_本文抜粋_
- - - -
上記ハードブロックにおける上記架橋性官能基を有するモノマーに由来する構造の含有量が上記範囲であることで、より柔軟性及び耐衝撃性を向上させることができる。上記架橋性官能基を有するモノマーに由来する構造の含有量のより好ましい下限は0.5重量%、更に好ましい下限は1重量%、より好ましい上限は25重量%、更に好ましい上限は20重量%である。
【0017】
上記ソフトブロックは(メタ)アクリル系モノマーから構成される。
上記ソフトブロックが(メタ)アクリル系モノマーから構成されることによって、得られる粘着テープに耐熱性を付与することができ、長期間高温に曝された場合であっても粘着テープの変形や剥離を抑えることができる。上記(メタ)アクリル系モノマーは単一のものであってもよいし、複数のモノマーを用いてもよい。また、本発明の効果を失わない範囲で、(メタ)アクリル系モノマー以外のモノマーを用いてもよい。
【0018】
上記ソフトブロックの原料となる(メタ)アクリル系モノマーはゴム弾性を示す柔軟性を有すれば特に限定されないが、例えば、メチル(メタ)アクリレート、エチル(メタ)アクリレート、プロピル(メタ)アクリレート、ブチル(メタ)アクリレート、ペンチル(メタ)アクリレート、ヘキシル(メタ)アクリレート、ヘプチル(メタ)アクリレート、オクチル(メタ)アクリレート、2-エチルへキシル(メタ)アクリレート、ノニル(メタ)アクリレート、デシル(メタ)アクリレート、ドデシル(メタ)アクリレート、ラウリル(メタ)アクリレート、イソステアリル(メタ)アクリレート等が挙げられる。なかでも、耐熱性と柔軟性を両立しやすいことからメチルアクリレート、エチルアクリレート、ブチル(メタ)アクリレート、2-エチルへキシル(メタ)アクリレートが好ましく、メチルアクリレート、エチルアクリレート、ブチルアクリレート、2-エチルへキシルアクリレートが更に好ましい。
【0019】
上記ソフトブロックの原料となる(メタ)アクリル系モノマーとして、側鎖炭素数が2以下の(メタ)アクリル系モノマーを用いることが好ましい。側鎖炭素数が2以下の(メタ)アクリル系モノマーを用いると、得られる重合体鎖同士の絡み合いが増加し、凝集力が向上することから、耐熱性や耐衝撃性をより向上させることができる。側鎖炭素数が2以下の(メタ)アクリル系モノマーとしてはメチル(メタ)アクリレート、エチル(メタ)アクリレートが挙げられ、特にメチルアクリレート、エチルアクリレートが好ましい。
- - - -
_目的 1_
本文抜粋の内容を2文でまとめよ。
_目的 2_
本文抜粋について、次の問いに答えよ。
(a) ハードブロックにおける架橋性官能基を有するモノマーに由来する構造の含有量について、更に好ましい上限は何重量%か。
(b) ソフトブロックの原料として、耐熱性と柔軟性を両立しやすいことから更に好ましいとされるモノマーはどれか。
(c) 側鎖炭素数が2以下の(メタ)アクリル系モノマーのうち、特に好ましいとされるものはどれか。
_目的 3_
ソフトブロックの原料モノマーを扱った本文抜粋を、最後の文に続けて書き進めてください。

_記録一覧_
- - - -
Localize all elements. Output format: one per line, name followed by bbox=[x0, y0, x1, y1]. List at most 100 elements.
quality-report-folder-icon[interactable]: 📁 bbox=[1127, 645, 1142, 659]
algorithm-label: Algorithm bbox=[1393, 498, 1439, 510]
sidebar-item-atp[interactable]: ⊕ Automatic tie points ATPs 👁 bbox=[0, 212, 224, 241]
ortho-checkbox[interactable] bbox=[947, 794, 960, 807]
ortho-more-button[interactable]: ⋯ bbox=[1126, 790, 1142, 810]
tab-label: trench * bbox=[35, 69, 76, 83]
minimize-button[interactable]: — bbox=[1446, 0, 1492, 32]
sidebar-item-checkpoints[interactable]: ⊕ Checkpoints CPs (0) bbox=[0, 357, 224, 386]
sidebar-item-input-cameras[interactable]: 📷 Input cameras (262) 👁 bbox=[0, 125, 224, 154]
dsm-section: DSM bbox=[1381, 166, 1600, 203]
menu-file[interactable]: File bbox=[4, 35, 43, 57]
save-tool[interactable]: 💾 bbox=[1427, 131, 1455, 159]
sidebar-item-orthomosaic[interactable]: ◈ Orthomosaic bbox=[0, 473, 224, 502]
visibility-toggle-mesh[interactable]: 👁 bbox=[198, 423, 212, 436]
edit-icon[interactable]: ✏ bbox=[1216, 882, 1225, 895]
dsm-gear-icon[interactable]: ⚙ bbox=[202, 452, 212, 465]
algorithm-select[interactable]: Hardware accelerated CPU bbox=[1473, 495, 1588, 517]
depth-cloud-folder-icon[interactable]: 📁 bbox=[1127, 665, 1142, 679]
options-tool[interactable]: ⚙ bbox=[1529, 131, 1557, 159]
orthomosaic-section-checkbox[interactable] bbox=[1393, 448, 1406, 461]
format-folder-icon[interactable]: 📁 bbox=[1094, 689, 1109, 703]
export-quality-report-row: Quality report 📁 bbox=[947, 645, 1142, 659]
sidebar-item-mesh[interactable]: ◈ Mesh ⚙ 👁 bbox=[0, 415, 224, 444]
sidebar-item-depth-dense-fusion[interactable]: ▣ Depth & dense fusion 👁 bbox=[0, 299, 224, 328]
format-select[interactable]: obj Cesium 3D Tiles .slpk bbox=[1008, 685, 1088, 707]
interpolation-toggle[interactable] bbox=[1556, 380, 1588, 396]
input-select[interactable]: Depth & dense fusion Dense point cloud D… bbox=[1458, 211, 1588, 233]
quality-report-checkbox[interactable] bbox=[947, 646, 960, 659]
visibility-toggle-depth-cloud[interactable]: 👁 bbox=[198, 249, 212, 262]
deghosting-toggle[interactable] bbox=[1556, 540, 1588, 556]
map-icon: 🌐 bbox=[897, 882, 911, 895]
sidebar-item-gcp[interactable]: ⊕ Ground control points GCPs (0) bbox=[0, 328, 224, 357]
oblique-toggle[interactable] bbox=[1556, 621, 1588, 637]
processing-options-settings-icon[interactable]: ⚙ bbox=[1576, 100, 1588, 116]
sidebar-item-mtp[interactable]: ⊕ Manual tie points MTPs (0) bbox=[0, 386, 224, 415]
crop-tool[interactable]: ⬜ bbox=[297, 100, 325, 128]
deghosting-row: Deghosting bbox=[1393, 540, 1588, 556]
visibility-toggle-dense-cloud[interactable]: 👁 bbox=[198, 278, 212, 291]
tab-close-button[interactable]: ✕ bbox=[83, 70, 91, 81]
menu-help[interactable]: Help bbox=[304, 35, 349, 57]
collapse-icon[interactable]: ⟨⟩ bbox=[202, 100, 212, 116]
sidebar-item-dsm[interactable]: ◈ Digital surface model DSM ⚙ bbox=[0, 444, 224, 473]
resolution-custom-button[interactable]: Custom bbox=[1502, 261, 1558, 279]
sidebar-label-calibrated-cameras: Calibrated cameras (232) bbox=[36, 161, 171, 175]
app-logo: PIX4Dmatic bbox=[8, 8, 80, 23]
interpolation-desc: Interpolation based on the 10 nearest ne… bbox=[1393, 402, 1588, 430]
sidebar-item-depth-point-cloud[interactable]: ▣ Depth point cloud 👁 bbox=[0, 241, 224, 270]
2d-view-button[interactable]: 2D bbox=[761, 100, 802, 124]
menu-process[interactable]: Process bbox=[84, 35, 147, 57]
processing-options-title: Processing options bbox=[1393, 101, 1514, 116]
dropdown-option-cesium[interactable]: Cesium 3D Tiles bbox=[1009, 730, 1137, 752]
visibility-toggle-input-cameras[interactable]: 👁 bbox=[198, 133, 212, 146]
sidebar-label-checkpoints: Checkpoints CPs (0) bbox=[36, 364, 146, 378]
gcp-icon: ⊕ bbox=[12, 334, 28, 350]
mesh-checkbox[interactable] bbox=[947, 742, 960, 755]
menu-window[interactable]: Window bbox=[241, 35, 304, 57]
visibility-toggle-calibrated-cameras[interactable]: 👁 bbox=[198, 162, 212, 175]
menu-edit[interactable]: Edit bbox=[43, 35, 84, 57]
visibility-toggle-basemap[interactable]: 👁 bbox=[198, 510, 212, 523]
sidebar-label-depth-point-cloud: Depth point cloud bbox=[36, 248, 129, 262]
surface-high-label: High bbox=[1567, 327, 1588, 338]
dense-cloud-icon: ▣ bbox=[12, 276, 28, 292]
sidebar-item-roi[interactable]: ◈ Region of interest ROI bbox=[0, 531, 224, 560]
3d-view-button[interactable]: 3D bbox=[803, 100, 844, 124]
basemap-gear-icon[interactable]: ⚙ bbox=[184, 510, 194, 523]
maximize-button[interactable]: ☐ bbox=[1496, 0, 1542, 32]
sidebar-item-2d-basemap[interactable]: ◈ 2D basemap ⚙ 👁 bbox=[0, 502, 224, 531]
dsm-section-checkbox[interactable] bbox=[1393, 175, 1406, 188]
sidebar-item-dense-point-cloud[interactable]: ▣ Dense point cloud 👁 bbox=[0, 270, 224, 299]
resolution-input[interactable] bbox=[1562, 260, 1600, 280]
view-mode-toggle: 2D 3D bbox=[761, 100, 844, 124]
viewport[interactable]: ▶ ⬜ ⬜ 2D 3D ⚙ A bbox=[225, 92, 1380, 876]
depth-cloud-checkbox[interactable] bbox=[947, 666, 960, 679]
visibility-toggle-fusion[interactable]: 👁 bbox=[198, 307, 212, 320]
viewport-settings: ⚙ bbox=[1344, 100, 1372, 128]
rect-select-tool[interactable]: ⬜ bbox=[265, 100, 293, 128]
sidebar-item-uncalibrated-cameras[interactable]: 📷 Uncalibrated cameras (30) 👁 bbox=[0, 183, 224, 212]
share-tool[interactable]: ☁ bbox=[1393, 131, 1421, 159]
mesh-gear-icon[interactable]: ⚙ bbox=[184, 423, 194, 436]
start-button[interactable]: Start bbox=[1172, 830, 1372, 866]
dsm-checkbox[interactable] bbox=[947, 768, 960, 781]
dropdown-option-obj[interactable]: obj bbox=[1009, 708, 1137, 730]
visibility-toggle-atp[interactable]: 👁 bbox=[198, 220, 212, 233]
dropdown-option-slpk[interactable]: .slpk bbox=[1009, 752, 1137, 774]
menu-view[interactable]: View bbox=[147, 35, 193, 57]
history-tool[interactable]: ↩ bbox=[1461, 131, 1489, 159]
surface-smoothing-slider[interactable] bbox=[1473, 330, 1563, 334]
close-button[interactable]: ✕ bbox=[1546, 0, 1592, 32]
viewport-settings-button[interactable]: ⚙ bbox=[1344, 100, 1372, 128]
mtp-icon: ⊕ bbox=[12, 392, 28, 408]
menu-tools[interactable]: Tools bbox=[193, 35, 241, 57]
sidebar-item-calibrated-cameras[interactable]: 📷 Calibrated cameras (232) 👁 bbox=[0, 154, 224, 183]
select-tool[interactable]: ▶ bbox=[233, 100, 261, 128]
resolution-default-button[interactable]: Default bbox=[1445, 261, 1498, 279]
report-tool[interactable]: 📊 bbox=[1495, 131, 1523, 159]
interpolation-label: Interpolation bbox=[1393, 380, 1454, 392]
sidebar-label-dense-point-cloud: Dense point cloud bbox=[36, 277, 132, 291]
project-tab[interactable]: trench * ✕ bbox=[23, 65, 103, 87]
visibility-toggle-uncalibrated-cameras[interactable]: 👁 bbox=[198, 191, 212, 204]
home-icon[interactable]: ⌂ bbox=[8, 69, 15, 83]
- - - -
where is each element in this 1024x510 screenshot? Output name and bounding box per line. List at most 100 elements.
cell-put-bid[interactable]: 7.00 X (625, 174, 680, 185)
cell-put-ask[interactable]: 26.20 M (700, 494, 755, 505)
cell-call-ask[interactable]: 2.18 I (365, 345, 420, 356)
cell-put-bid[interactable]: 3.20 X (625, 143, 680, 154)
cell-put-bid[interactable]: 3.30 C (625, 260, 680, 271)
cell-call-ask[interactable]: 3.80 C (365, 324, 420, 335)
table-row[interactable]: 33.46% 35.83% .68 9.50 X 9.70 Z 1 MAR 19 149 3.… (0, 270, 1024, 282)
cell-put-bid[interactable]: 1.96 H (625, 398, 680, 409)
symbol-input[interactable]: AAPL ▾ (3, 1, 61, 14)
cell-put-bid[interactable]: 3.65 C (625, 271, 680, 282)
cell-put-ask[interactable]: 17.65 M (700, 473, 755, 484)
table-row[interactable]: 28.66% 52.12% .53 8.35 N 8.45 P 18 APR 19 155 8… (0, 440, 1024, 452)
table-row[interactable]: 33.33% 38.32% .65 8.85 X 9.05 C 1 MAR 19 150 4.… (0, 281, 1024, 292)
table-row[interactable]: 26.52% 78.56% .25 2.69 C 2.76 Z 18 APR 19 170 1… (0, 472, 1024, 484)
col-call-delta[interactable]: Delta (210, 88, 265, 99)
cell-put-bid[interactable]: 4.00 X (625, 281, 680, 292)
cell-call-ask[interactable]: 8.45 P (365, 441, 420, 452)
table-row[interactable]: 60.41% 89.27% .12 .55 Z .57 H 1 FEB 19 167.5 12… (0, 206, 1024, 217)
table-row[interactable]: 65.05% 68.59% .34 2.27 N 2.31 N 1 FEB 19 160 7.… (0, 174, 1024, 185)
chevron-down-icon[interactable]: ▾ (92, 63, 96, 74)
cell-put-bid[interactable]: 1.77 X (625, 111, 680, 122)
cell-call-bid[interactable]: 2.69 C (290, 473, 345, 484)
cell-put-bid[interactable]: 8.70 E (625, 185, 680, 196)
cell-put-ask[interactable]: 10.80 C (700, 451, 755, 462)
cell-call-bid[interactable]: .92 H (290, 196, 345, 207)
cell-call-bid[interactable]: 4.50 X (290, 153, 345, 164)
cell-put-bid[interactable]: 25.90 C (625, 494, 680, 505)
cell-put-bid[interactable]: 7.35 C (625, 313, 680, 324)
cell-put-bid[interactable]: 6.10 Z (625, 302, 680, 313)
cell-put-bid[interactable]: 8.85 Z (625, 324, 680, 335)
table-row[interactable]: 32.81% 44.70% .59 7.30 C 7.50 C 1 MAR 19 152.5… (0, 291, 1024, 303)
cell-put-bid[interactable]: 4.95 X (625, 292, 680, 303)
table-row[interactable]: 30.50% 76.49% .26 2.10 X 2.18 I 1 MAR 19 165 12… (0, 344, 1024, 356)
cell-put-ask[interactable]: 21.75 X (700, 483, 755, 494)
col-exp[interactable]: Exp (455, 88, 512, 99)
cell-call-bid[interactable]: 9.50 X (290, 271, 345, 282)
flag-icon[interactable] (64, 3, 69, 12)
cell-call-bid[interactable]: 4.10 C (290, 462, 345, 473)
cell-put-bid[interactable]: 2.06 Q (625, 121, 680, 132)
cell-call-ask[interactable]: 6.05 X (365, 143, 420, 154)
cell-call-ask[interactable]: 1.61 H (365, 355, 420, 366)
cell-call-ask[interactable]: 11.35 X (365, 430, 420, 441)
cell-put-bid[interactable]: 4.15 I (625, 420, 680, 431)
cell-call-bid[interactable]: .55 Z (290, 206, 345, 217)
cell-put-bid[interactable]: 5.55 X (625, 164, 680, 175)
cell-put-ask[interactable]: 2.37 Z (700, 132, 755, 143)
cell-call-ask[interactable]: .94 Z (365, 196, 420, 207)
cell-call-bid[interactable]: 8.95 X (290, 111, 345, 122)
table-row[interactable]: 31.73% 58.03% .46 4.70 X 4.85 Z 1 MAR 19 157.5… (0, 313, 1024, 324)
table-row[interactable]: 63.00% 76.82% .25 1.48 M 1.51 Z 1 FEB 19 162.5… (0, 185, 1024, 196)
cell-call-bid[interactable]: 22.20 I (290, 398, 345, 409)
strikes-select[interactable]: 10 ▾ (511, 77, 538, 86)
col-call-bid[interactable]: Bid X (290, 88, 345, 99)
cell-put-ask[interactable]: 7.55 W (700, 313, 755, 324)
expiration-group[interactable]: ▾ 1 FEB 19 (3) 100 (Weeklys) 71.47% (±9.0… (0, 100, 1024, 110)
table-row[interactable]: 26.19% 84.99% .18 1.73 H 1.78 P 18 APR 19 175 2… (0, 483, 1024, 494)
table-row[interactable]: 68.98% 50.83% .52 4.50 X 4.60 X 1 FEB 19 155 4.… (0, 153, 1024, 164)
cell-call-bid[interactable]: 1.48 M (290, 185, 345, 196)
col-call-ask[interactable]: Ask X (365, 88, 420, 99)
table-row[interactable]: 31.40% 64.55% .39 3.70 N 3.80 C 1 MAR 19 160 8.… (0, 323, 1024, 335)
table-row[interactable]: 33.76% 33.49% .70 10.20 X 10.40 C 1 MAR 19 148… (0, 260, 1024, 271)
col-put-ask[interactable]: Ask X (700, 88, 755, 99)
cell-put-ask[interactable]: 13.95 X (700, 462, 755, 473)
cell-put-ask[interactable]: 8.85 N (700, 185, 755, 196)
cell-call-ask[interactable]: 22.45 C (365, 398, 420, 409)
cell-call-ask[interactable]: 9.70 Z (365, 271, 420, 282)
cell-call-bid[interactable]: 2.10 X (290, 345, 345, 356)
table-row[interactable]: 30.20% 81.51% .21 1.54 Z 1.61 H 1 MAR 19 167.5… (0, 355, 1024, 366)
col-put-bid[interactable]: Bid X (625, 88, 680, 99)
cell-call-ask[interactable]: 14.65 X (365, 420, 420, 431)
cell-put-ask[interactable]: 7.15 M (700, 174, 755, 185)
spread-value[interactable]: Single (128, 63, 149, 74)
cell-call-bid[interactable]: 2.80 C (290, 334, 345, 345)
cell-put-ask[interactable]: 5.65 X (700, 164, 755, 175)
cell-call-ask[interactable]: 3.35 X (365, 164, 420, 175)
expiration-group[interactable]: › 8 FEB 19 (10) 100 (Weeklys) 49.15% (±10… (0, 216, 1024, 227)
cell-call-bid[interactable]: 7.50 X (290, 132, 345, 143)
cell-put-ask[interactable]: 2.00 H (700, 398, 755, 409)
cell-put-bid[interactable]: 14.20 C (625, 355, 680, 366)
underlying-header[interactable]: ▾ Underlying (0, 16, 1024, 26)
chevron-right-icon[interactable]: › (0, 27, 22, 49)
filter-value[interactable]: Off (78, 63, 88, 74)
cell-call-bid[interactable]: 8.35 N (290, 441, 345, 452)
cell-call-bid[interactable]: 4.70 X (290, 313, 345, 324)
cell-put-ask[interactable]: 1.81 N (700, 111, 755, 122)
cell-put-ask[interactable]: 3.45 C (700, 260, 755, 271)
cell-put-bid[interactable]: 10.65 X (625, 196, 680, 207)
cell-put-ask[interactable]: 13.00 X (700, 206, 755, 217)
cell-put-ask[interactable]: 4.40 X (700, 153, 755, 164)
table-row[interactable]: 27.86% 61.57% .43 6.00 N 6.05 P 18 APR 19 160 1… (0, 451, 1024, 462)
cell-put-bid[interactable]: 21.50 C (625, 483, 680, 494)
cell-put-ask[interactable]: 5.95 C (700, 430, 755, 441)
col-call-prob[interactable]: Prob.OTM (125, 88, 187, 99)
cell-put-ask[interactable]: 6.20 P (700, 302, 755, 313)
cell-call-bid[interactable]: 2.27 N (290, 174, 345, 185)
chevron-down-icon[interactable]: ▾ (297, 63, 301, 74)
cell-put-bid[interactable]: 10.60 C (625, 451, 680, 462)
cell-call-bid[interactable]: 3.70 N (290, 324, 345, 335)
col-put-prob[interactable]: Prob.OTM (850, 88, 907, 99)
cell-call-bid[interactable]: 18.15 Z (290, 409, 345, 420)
- - - -
_最終結果 1_
ソフトブロックは(メタ)アクリル系モノマーから構成され、これにより粘着テープに耐熱性を付与でき、長期間高温に曝されても変形や剥離を抑えることができる。その原料には側鎖炭素数が2以下の(メタ)アクリル系モノマーを用いることが好ましく、重合体鎖同士の絡み合いが増加して凝集力が向上するため、耐熱性や耐衝撃性をより向上させることができる。

_最終結果 2_
(a) 20重量%
(b) メチルアクリレート、エチルアクリレート、ブチルアクリレート、2-エチルへキシルアクリレート
(c) メチルアクリレート、エチルアクリレート

_最終結果 3_
【0020】
ソフトブロック中の上記側鎖炭素数が2以下の(メタ)アクリル系モノマーの含有量の好ましい下限は5重量%である。本下限量を含むことで、上記記載の凝集力向上効果が発現しやすくなる。より好ましい下限は10重量%、さらに好ましい下限は20重量%、とりわけ好ましい下限は25重量%、殊更好ましい下限は30重量%である。ソフトブロック中の上記側鎖炭素数が2以下の(メタ)アクリル系モノマーの含有量の好ましい上限は90重量%である。本上限を超えると、凝集力が高くなりすぎて柔軟性が低くなり、粘着テープとしての柔軟性が失われてしまう。より好ましい上限は85%、さらに好ましい上限は80重量%、とりわけ好ましい上限は75重量%、殊更好ましい上限は70重量%である。
【0021】
上記ブロック共重合体は上記ハードブロックを1重量%以上40重量%以下含有することが好ましい。上記ハードブロックの含有量を上記範囲とすることで、柔軟性、耐衝撃性及び耐熱性に優れる発泡体基材を形成することができる。柔軟性、耐衝撃性及び耐熱性を更に高める観点から、上記ハードブロックの含有量のより好ましい下限は2重量%、更に好ましい下限は2.5重量%、特に好ましい下限は3重量%、より好ましい上限は35%、更に好ましい上限は30%、より好ましい上限は26重量%、更に好ましい上限は20重量%、特に好ましい上限は17重量%、とりわけ好ましい上限は8重量%である。
【0022】
上記ブロック共重合体の重合平均分子量は、50000~800000であることが好ましい。
ブロック共重合体の重量平均分子量が上記範囲であることで、柔軟性、耐衝撃性及び耐熱性をより高めることができる。上記ブロック共重合体の重合平均分子量のより好ましい下限は75000、より好ましい上限は600000である。なお、上記重量平均分子量は、例えばGPC法により測定することができ、測定機器としてWater社製「2690 Separations Module」、カラムとして昭和電工社製「GPC KF-806L」溶媒として酢酸エチルを用い、サンプル流量1mL/min、カラム温度40℃の条件で測定することができる。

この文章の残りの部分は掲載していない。